◆ **TASK STATEMENT**: Set out the records as a numbered list, starting at the line that contains "List every element" and ending at the line that contains "y-axis-label: YoY Growth". Omit blank lines and leave the pictures out.

══ GIVEN DATA

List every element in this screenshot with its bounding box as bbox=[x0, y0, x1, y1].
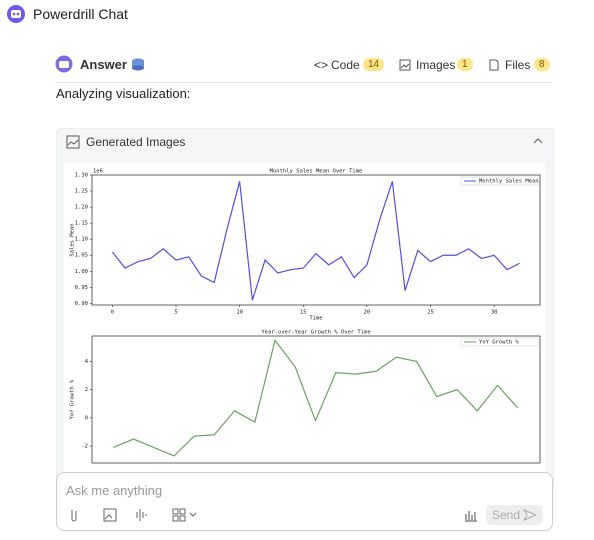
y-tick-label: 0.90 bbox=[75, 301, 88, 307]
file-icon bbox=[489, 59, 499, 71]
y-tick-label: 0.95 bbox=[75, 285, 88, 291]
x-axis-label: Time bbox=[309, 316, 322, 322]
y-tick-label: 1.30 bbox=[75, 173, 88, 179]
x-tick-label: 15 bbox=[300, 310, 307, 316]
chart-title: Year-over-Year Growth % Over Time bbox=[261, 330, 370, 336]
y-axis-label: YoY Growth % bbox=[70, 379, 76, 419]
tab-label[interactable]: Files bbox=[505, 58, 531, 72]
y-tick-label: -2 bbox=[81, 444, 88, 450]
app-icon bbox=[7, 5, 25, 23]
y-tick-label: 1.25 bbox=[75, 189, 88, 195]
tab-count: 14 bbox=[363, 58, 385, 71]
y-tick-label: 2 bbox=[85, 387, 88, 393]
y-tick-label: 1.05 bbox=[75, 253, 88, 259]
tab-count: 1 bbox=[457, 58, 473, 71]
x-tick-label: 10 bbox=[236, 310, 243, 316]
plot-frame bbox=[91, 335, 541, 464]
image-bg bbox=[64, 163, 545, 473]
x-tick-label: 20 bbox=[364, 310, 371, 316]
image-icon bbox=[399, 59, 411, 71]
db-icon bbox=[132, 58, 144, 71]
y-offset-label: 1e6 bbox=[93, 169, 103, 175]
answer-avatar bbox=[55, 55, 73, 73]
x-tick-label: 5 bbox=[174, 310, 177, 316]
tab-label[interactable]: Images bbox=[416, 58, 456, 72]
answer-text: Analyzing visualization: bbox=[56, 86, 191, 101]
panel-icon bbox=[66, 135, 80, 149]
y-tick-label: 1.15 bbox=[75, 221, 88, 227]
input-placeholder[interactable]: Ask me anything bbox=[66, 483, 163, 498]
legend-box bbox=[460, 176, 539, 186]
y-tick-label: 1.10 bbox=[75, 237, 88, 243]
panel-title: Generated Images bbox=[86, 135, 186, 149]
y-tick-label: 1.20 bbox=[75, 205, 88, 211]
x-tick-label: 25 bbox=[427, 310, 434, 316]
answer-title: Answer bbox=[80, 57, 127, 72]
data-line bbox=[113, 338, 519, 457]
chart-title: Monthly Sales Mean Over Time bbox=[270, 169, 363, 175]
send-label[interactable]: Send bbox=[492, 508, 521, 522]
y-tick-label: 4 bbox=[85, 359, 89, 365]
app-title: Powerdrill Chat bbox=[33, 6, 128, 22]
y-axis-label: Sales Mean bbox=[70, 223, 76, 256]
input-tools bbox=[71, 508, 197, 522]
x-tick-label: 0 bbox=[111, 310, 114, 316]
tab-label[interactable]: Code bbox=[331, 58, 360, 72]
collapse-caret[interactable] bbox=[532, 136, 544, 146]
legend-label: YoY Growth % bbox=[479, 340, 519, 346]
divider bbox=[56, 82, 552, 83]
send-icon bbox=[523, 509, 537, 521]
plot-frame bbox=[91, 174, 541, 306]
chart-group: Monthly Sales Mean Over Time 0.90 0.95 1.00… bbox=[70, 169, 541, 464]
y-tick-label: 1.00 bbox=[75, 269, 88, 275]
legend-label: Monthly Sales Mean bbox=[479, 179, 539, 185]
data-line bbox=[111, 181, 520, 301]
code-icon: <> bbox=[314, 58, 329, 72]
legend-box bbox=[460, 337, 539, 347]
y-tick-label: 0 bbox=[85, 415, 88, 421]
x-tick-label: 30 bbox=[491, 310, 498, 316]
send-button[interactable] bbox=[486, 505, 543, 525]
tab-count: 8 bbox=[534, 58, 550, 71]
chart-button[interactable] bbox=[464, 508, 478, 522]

════
══ GIVEN DATA

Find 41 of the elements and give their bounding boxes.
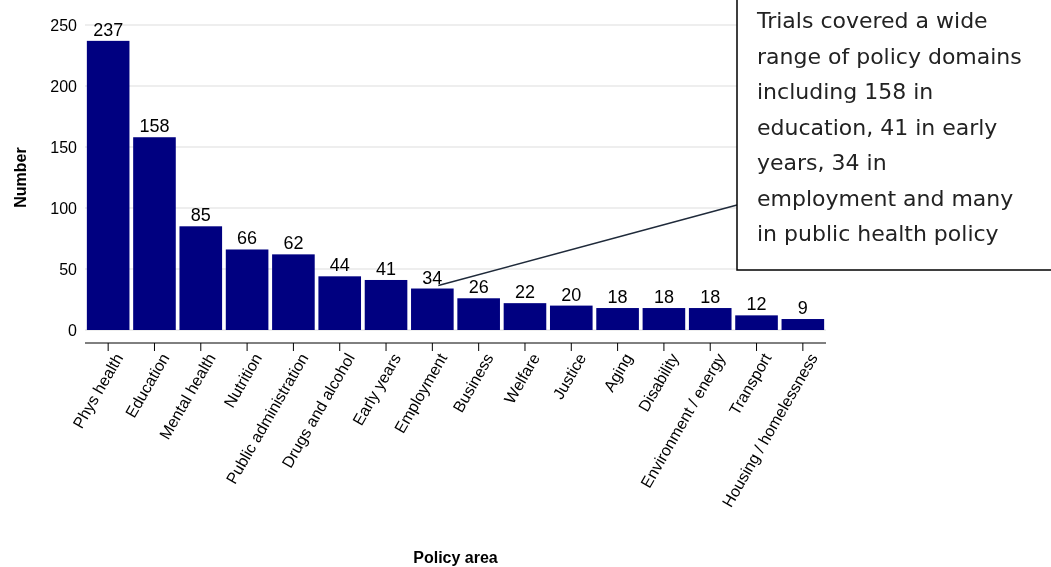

════

◆ **FINAL ANSWER**:
1. List every element in this screenshot with its bounding box as bbox=[x0, y0, x1, y1].
2. y-tick-label: 0.90 bbox=[75, 301, 88, 307]
3. file-icon bbox=[489, 59, 499, 71]
4. y-tick-label: 0.95 bbox=[75, 285, 88, 291]
5. x-axis-label: Time bbox=[309, 316, 322, 322]
6. y-tick-label: 1.30 bbox=[75, 173, 88, 179]
7. x-tick-label: 15 bbox=[300, 310, 307, 316]
8. chart-title: Year-over-Year Growth % Over Time bbox=[261, 330, 370, 336]
9. y-axis-label: YoY Growth % bbox=[70, 379, 76, 419]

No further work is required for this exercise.